→ **EXERCISE DIRECTIONS**
Return each line of the material verbatim.

→ **MATERIAL**
:::
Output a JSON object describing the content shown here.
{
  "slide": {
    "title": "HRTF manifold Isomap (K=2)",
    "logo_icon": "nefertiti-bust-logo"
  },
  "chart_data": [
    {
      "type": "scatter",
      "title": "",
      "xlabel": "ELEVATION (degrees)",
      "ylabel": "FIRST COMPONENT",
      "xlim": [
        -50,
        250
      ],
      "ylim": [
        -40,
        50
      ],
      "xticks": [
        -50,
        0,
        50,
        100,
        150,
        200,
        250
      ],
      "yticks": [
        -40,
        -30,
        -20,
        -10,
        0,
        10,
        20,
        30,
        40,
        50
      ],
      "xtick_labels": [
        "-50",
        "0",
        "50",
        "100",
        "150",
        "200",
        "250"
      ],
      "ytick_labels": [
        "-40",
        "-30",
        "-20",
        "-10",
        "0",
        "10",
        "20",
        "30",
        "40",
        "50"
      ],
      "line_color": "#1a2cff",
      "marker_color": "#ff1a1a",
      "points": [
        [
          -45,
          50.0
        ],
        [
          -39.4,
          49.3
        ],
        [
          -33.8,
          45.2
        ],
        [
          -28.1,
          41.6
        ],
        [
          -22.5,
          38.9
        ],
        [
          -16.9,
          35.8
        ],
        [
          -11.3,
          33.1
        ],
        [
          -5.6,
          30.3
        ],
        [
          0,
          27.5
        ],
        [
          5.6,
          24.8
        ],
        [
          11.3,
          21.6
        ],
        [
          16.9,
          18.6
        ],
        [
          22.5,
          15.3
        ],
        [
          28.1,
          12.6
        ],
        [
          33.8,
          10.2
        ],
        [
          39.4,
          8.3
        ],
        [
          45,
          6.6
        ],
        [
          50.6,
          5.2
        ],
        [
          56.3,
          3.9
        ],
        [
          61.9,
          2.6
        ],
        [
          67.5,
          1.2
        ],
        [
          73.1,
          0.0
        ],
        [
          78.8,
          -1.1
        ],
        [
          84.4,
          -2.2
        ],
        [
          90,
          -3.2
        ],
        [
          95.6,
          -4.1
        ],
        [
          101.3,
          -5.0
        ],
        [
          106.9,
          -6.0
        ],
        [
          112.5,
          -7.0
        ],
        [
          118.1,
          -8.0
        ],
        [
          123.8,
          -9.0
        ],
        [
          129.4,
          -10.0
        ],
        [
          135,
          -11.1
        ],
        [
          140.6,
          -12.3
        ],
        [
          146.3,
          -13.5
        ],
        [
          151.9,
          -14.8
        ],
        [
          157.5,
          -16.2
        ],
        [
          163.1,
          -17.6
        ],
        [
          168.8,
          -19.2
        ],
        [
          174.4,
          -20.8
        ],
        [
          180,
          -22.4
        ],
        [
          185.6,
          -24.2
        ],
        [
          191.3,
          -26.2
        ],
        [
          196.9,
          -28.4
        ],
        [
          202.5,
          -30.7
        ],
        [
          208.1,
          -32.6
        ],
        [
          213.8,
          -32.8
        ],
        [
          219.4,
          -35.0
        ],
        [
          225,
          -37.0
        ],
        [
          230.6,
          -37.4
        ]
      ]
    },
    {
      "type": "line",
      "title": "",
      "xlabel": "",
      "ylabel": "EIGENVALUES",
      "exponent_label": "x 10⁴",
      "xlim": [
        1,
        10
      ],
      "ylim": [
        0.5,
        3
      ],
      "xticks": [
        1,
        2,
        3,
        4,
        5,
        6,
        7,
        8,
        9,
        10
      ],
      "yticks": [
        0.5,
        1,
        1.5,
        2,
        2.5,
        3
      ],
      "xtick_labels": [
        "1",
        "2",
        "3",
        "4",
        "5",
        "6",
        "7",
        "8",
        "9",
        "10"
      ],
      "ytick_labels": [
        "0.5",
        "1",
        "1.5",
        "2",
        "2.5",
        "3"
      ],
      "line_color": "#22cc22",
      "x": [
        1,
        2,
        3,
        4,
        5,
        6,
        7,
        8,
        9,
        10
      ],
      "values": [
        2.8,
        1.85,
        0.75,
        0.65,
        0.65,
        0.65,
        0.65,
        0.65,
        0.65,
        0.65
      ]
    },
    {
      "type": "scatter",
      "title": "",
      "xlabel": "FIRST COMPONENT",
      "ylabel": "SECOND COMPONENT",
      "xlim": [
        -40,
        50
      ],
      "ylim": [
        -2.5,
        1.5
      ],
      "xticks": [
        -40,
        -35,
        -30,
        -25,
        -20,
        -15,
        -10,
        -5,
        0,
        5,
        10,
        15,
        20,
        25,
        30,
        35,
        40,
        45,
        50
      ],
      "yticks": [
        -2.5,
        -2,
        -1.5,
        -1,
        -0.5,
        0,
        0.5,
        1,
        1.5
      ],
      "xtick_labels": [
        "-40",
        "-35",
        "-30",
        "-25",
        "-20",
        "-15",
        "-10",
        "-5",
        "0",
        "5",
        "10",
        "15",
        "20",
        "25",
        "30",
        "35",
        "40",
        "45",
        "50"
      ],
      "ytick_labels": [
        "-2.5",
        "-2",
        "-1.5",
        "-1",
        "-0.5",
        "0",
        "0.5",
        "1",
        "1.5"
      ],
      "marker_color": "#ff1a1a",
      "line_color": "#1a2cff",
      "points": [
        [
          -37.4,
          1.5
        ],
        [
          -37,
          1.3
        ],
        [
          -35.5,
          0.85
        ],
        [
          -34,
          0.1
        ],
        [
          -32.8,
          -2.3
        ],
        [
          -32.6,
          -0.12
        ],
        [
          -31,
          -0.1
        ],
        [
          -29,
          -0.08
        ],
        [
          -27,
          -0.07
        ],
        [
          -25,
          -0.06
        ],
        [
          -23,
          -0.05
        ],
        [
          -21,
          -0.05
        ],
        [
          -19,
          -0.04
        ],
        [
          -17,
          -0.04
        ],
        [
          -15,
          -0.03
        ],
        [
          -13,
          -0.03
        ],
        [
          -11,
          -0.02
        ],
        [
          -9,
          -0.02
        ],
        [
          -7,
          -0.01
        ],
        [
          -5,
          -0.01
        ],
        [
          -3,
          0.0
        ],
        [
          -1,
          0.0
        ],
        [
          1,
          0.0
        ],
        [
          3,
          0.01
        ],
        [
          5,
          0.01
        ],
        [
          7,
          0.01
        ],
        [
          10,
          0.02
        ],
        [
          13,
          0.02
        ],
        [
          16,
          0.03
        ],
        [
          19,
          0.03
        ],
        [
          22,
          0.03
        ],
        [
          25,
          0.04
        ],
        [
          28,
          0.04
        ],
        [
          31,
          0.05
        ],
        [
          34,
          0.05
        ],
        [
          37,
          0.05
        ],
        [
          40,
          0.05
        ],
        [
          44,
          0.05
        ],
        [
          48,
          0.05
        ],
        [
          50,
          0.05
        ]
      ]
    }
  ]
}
:::
→ **RESULT OF THE EXERCISE**
Output a JSON object describing the content shown here.
{
  "slide": {
    "title": "HRTF manifold Isomap (K=2)",
    "logo_icon": "nefertiti-bust-logo"
  },
  "chart_data": [
    {
      "type": "scatter",
      "title": "",
      "xlabel": "ELEVATION (degrees)",
      "ylabel": "FIRST COMPONENT",
      "xlim": [
        -50,
        250
      ],
      "ylim": [
        -40,
        50
      ],
      "xticks": [
        -50,
        0,
        50,
        100,
        150,
        200,
        250
      ],
      "yticks": [
        -40,
        -30,
        -20,
        -10,
        0,
        10,
        20,
        30,
        40,
        50
      ],
      "xtick_labels": [
        "-50",
        "0",
        "50",
        "100",
        "150",
        "200",
        "250"
      ],
      "ytick_labels": [
        "-40",
        "-30",
        "-20",
        "-10",
        "0",
        "10",
        "20",
        "30",
        "40",
        "50"
      ],
      "line_color": "#1a2cff",
      "marker_color": "#ff1a1a",
      "points": [
        [
          -45,
          50.0
        ],
        [
          -39.4,
          49.3
        ],
        [
          -33.8,
          45.2
        ],
        [
          -28.1,
          41.6
        ],
        [
          -22.5,
          38.9
        ],
        [
          -16.9,
          35.8
        ],
        [
          -11.3,
          33.1
        ],
        [
          -5.6,
          30.3
        ],
        [
          0,
          27.5
        ],
        [
          5.6,
          24.8
        ],
        [
          11.3,
          21.6
        ],
        [
          16.9,
          18.6
        ],
        [
          22.5,
          15.3
        ],
        [
          28.1,
          12.6
        ],
        [
          33.8,
          10.2
        ],
        [
          39.4,
          8.3
        ],
        [
          45,
          6.6
        ],
        [
          50.6,
          5.2
        ],
        [
          56.3,
          3.9
        ],
        [
          61.9,
          2.6
        ],
        [
          67.5,
          1.2
        ],
        [
          73.1,
          0.0
        ],
        [
          78.8,
          -1.1
        ],
        [
          84.4,
          -2.2
        ],
        [
          90,
          -3.2
        ],
        [
          95.6,
          -4.1
        ],
        [
          101.3,
          -5.0
        ],
        [
          106.9,
          -6.0
        ],
        [
          112.5,
          -7.0
        ],
        [
          118.1,
          -8.0
        ],
        [
          123.8,
          -9.0
        ],
        [
          129.4,
          -10.0
        ],
        [
          135,
          -11.1
        ],
        [
          140.6,
          -12.3
        ],
        [
          146.3,
          -13.5
        ],
        [
          151.9,
          -14.8
        ],
        [
          157.5,
          -16.2
        ],
        [
          163.1,
          -17.6
        ],
        [
          168.8,
          -19.2
        ],
        [
          174.4,
          -20.8
        ],
        [
          180,
          -22.4
        ],
        [
          185.6,
          -24.2
        ],
        [
          191.3,
          -26.2
        ],
        [
          196.9,
          -28.4
        ],
        [
          202.5,
          -30.7
        ],
        [
          208.1,
          -32.6
        ],
        [
          213.8,
          -32.8
        ],
        [
          219.4,
          -35.0
        ],
        [
          225,
          -37.0
        ],
        [
          230.6,
          -37.4
        ]
      ]
    },
    {
      "type": "line",
      "title": "",
      "xlabel": "",
      "ylabel": "EIGENVALUES",
      "exponent_label": "x 10⁴",
      "xlim": [
        1,
        10
      ],
      "ylim": [
        0.5,
        3
      ],
      "xticks": [
        1,
        2,
        3,
        4,
        5,
        6,
        7,
        8,
        9,
        10
      ],
      "yticks": [
        0.5,
        1,
        1.5,
        2,
        2.5,
        3
      ],
      "xtick_labels": [
        "1",
        "2",
        "3",
        "4",
        "5",
        "6",
        "7",
        "8",
        "9",
        "10"
      ],
      "ytick_labels": [
        "0.5",
        "1",
        "1.5",
        "2",
        "2.5",
        "3"
      ],
      "line_color": "#22cc22",
      "x": [
        1,
        2,
        3,
        4,
        5,
        6,
        7,
        8,
        9,
        10
      ],
      "values": [
        2.8,
        1.85,
        0.75,
        0.65,
        0.65,
        0.65,
        0.65,
        0.65,
        0.65,
        0.65
      ]
    },
    {
      "type": "scatter",
      "title": "",
      "xlabel": "FIRST COMPONENT",
      "ylabel": "SECOND COMPONENT",
      "xlim": [
        -40,
        50
      ],
      "ylim": [
        -2.5,
        1.5
      ],
      "xticks": [
        -40,
        -35,
        -30,
        -25,
        -20,
        -15,
        -10,
        -5,
        0,
        5,
        10,
        15,
        20,
        25,
        30,
        35,
        40,
        45,
        50
      ],
      "yticks": [
        -2.5,
        -2,
        -1.5,
        -1,
        -0.5,
        0,
        0.5,
        1,
        1.5
      ],
      "xtick_labels": [
        "-40",
        "-35",
        "-30",
        "-25",
        "-20",
        "-15",
        "-10",
        "-5",
        "0",
        "5",
        "10",
        "15",
        "20",
        "25",
        "30",
        "35",
        "40",
        "45",
        "50"
      ],
      "ytick_labels": [
        "-2.5",
        "-2",
        "-1.5",
        "-1",
        "-0.5",
        "0",
        "0.5",
        "1",
        "1.5"
      ],
      "marker_color": "#ff1a1a",
      "line_color": "#1a2cff",
      "points": [
        [
          -37.4,
          1.5
        ],
        [
          -37,
          1.3
        ],
        [
          -35.5,
          0.85
        ],
        [
          -34,
          0.1
        ],
        [
          -32.8,
          -2.3
        ],
        [
          -32.6,
          -0.12
        ],
        [
          -31,
          -0.1
        ],
        [
          -29,
          -0.08
        ],
        [
          -27,
          -0.07
        ],
        [
          -25,
          -0.06
        ],
        [
          -23,
          -0.05
        ],
        [
          -21,
          -0.05
        ],
        [
          -19,
          -0.04
        ],
        [
          -17,
          -0.04
        ],
        [
          -15,
          -0.03
        ],
        [
          -13,
          -0.03
        ],
        [
          -11,
          -0.02
        ],
        [
          -9,
          -0.02
        ],
        [
          -7,
          -0.01
        ],
        [
          -5,
          -0.01
        ],
        [
          -3,
          0.0
        ],
        [
          -1,
          0.0
        ],
        [
          1,
          0.0
        ],
        [
          3,
          0.01
        ],
        [
          5,
          0.01
        ],
        [
          7,
          0.01
        ],
        [
          10,
          0.02
        ],
        [
          13,
          0.02
        ],
        [
          16,
          0.03
        ],
        [
          19,
          0.03
        ],
        [
          22,
          0.03
        ],
        [
          25,
          0.04
        ],
        [
          28,
          0.04
        ],
        [
          31,
          0.05
        ],
        [
          34,
          0.05
        ],
        [
          37,
          0.05
        ],
        [
          40,
          0.05
        ],
        [
          44,
          0.05
        ],
        [
          48,
          0.05
        ],
        [
          50,
          0.05
        ]
      ]
    }
  ]
}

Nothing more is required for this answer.